TEXTE À LIRE:
Christiane Passevant : Quelles ont été les réactions du public à la sortie des films ? As-tu retrouvé des articles, des critiques ?

Richard Prost : J’en ai parlé avec de vieux militants qui n’ont pas la même lecture que nous en faisons à présent. Ils l’ont vu au premier degré, comme tous les films de cette époque d’ailleurs, parce que ces sujets et discussions font partie de ce qu’ils et elles ont vécu. Par exemple lorsque le docker de Barrios Bajos est contrôlé par la police et qu’il montre pour tout document d’identité son instrument de travail, son crochet (fedula). « Quel meilleur papier d’identité que son instrument de travail peut présenter un ouvrier ? » dit-il.

Les révolutionnaires sont tellement dans ces revendications qu’ils/elles ne se rendent pas compte de la qualité des films et de leur force symbolique et cinématographique. À l’époque, les films étaient surtout vus pour se distraire et je crois que la portée politique et symbolique, la qualité cinématographique n’ont pas été perçues comme telles. Tomas Marcellan a vu Barrios bajos à Barcelone, à sa sortie, mais le film ne l’a pas marqué sauf pour la scène du crochet dont il se souvenait très bien. Quand nous sommes allés à la cinémathèque de Madrid, nous avons demandé à visionner Barrios Bajos parce qu’Aimé se souvenait de ce que son père lui en avait dit. La scène, tant de fois imaginée par Aimé selon le récit de son père, a été un moment très émouvant.

C P : Il faut dire que le comédien, avec un côté Raimu, a une grande présence à l’écran. C’est une scène d’anthologie qui est montée dans Un autre futur. Aurora de esperanza est tourné fin 1936 et met en scène une famille ordinaire, un ouvrier avec sa femme et son fils. L’ouvrier est d’ailleurs assez macho, car lorsque la famille rentre de promenade, il lit son journal et la femme se met à la cuisine. C’est un détail qui va de pair avec le fait qu’il est aussi assez docile dans son travail… Bref un homme ordinaire qui est brusquement licencié et tout bascule. C’est une prise de conscience qui lui fait remettre toute la société et le système en question, la consommation, le profit des riches jusqu’à cette marche des chômeurs, des pauvres.

Richard Prost : C’est un film qui ressemble dans le récit aux Raisins de la colère [1], la crise de 1929, les soupes populaires, les réactions… C’est un film militant, classique. Il faut préciser un point sur la cinéphilie de ces films. Il y avait des batailles verbales entre Madrid et Barcelone à propos des films. Ces deux villes avaient les deux plus grands studios de cinéma et tous deux collectivisés de la même façon. Barrios bajos est réalisé à Madrid, avant Aurora de Esperanza, et les critiques de Barcelone fustigent le film comme un mélo en annonçant une bien meilleure production.

CONSIGNE 1: Pour chacune des affirmations suivantes, indiquez si elle concorde avec l'entretien, en répondant par oui ou par non et en citant mot pour mot le passage qui tranche : (a) Barrios bajos a été réalisé à Madrid ; (b) Aurora de esperanza a été tourné en 1939 ; (c) Tomas Marcellan a vu Barrios bajos à Madrid.
CONSIGNE 2: Mettez à jour, s'il vous plaît, tout ce qui va du début des entrées jusqu'à la ligne contenant « The cloud computing environment 50 is », incluse, en remplaçant « schematic diagram » par « block diagram » sans rien modifier d'autre. Redonnez uniquement ces lignes.

JEU DE DONNÉES:
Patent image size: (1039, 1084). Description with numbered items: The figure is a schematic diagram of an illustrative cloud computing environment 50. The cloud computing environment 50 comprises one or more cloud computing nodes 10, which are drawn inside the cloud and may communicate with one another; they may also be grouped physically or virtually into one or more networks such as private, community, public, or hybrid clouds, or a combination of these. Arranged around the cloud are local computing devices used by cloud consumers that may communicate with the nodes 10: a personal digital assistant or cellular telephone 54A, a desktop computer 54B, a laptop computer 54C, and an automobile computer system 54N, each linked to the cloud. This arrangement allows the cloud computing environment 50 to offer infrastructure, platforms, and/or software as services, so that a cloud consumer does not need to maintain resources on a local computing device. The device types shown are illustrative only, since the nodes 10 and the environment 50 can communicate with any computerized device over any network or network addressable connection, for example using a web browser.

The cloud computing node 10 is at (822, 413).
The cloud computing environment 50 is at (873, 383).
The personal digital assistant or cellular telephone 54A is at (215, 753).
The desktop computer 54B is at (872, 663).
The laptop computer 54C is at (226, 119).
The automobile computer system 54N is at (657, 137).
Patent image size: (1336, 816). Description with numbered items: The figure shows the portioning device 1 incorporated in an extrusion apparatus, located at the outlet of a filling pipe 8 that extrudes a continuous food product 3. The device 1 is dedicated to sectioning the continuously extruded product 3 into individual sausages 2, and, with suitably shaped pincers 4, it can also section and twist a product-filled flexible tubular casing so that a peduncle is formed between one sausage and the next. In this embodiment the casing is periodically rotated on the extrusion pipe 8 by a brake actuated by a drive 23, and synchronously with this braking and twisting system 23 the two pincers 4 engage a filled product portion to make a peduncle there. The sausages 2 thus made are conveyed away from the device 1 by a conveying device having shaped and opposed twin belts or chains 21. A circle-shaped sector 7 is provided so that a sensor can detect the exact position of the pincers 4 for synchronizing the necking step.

RÉPONSE 1:
(a) Oui : « Barrios bajos est réalisé à Madrid, avant Aurora de Esperanza »
(b) Non : « Aurora de esperanza est tourné fin 1936 »
(c) Non : « Tomas Marcellan a vu Barrios bajos à Barcelone, à sa sortie »

RÉPONSE 2:
Patent image size: (1039, 1084). Description with numbered items: The figure is a block diagram of an illustrative cloud computing environment 50. The cloud computing environment 50 comprises one or more cloud computing nodes 10, which are drawn inside the cloud and may communicate with one another; they may also be grouped physically or virtually into one or more networks such as private, community, public, or hybrid clouds, or a combination of these. Arranged around the cloud are local computing devices used by cloud consumers that may communicate with the nodes 10: a personal digital assistant or cellular telephone 54A, a desktop computer 54B, a laptop computer 54C, and an automobile computer system 54N, each linked to the cloud. This arrangement allows the cloud computing environment 50 to offer infrastructure, platforms, and/or software as services, so that a cloud consumer does not need to maintain resources on a local computing device. The device types shown are illustrative only, since the nodes 10 and the environment 50 can communicate with any computerized device over any network or network addressable connection, for example using a web browser.

The cloud computing node 10 is at (822, 413).
The cloud computing environment 50 is at (873, 383).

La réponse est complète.